- **TEXT UNDER STUDY**
______

- Born: Vladimir Viktorovich Mirgorod 1 November 1979 (age 46) Moscow, RSFSR
- Other names: "The Strangler" "The Neat Maniac"
- Conviction: Murder
- Criminal penalty: Life imprisonment

Details
- Victims: 33+
- Span of crimes: 2000–2004
- Country: Russia
- State: Moscow
- Date apprehended: 2010
- Imprisoned at: Snowflake, Elban, Khabarovsk Krai

= Vladimir Mirgorod =

Russian serial killer and rapist

Vladimir Viktorovich Mirgorod (Владимир Викторович Миргород; born 1 November 1979), known as The Strangler (Душитель), is a Russian serial killer who killed 33 people from 2000 to 2004. He was detained in 2010 when his fingerprints matched with those found at the crime scenes. In 2012, he was sentenced to life imprisonment.

== Biography ==
Mirgorod was born in Moscow in 1979. He lived in the Timiryazevsky District, in the metro area Petrovsko-Razumovskaya. After finishing school, he entered MISiS, but left soon after finding a good job. His friends spoke only positively of him.

Mirgorod committed the first murder in January 2003, killing a 25-year-old from Minsk in her own apartment, stealing valuables from her house. Her body was found on 18 January. In March 2003, he raped and strangled a 22-year-old visitor from Omsk, and a few days later, Mirgorod raped and strangled a 20-year-old girl in the surrounding forest region. On 18 April, he killed a 33-year-old woman named Natalia Kurochkina, coming from Novosibirsk, and on 1 July, he raped and strangled a 28-year-old woman in the Botanical Garden. Three days later, he killed a 23-year-old girl. On 21 July, Mirgorod killed a 50-year-old woman and her 15-year-old son. Despite the last double murder being different from the others, police did not rule out the possibility of a serial killer.

______

- **PROVIDED RECORDS**
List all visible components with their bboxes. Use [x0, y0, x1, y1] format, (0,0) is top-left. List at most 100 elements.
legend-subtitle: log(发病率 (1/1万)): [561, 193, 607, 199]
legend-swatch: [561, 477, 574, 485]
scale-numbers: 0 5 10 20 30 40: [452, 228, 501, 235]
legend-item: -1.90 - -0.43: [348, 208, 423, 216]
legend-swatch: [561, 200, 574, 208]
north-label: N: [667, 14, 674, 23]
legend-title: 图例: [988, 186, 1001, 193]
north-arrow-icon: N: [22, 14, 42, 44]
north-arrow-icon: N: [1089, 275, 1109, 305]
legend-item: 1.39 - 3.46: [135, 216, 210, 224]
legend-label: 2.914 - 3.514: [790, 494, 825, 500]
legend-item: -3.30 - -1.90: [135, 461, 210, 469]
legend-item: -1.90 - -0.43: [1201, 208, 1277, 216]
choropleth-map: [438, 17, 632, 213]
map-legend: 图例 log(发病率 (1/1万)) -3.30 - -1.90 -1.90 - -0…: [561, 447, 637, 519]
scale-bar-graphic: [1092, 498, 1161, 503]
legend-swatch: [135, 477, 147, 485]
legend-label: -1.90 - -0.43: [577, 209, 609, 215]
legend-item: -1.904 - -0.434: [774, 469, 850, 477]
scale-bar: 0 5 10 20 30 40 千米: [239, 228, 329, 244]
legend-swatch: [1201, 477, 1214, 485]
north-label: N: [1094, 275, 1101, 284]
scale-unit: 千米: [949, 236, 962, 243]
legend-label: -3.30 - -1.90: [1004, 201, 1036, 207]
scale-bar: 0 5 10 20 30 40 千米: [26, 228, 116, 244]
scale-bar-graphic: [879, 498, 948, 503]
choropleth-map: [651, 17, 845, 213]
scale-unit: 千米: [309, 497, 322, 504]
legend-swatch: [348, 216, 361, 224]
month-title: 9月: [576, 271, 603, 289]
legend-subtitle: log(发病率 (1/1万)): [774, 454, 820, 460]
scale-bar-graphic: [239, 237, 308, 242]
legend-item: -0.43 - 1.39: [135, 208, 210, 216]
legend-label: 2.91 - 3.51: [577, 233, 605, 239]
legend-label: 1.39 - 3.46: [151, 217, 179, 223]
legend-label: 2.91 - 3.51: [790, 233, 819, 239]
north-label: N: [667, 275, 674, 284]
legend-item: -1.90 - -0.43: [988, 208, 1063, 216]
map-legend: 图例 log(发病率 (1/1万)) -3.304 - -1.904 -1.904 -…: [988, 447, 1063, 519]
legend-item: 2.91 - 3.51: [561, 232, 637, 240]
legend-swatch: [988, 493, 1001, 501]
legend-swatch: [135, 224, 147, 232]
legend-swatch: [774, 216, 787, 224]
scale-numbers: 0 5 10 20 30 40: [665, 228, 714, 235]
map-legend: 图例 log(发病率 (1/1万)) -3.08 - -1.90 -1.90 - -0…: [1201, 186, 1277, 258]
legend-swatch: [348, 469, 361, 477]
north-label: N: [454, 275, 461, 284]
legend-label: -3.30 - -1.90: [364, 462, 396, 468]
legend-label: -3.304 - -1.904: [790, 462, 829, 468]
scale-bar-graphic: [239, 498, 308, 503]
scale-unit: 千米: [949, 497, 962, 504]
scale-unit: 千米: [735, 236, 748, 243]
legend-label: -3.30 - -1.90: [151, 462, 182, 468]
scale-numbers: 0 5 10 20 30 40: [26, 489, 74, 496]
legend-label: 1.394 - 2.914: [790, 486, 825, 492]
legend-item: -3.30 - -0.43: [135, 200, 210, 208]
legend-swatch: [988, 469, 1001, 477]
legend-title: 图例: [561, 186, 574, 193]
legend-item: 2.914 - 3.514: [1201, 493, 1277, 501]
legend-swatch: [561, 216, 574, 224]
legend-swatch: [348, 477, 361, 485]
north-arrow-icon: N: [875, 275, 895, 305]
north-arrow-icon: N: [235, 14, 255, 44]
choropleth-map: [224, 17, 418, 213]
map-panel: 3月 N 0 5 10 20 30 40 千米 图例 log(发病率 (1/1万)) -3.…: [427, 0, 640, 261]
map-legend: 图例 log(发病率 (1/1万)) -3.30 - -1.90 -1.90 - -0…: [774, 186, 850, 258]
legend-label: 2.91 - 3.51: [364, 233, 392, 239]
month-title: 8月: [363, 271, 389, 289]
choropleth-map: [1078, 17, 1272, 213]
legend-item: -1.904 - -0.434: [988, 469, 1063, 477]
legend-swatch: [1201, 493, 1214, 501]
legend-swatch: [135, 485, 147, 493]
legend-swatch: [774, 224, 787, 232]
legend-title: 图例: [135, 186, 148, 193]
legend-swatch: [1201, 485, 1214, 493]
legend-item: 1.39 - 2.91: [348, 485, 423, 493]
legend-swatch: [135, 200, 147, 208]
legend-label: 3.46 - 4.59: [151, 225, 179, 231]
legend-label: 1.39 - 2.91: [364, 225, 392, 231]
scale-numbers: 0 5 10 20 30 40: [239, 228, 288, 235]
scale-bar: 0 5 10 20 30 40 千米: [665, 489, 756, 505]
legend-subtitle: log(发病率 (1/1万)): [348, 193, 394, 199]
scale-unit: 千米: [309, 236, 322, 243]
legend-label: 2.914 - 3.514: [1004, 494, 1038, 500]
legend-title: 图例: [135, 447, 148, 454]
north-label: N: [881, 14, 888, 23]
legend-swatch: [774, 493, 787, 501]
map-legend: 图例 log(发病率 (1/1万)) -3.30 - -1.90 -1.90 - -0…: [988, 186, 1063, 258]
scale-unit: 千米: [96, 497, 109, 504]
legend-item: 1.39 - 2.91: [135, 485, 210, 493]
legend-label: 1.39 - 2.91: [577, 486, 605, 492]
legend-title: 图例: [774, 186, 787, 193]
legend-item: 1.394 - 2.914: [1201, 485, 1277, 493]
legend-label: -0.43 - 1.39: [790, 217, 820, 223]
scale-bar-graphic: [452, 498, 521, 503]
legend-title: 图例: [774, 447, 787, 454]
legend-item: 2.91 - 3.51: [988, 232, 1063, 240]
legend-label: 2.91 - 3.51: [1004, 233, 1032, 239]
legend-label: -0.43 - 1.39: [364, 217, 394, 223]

______

- **WORK ITEM A**
Please output the passage of the Mirgorod article between "Russian serial killer and" and "positively of him.", inclusive.
- **WORK ITEM B**
Which school did Mirgorod enter after finishing school, according to the Mirgorod article?
The items can be set aside here.

- **EXERCISE SOLUTION A**
Russian serial killer and rapist

Vladimir Viktorovich Mirgorod (Владимир Викторович Миргород; born 1 November 1979), known as The Strangler (Душитель), is a Russian serial killer who killed 33 people from 2000 to 2004. He was detained in 2010 when his fingerprints matched with those found at the crime scenes. In 2012, he was sentenced to life imprisonment.

== Biography ==
Mirgorod was born in Moscow in 1979. He lived in the Timiryazevsky District, in the metro area Petrovsko-Razumovskaya. After finishing school, he entered MISiS, but left soon after finding a good job. His friends spoke only positively of him.

- **EXERCISE SOLUTION B**
MISiS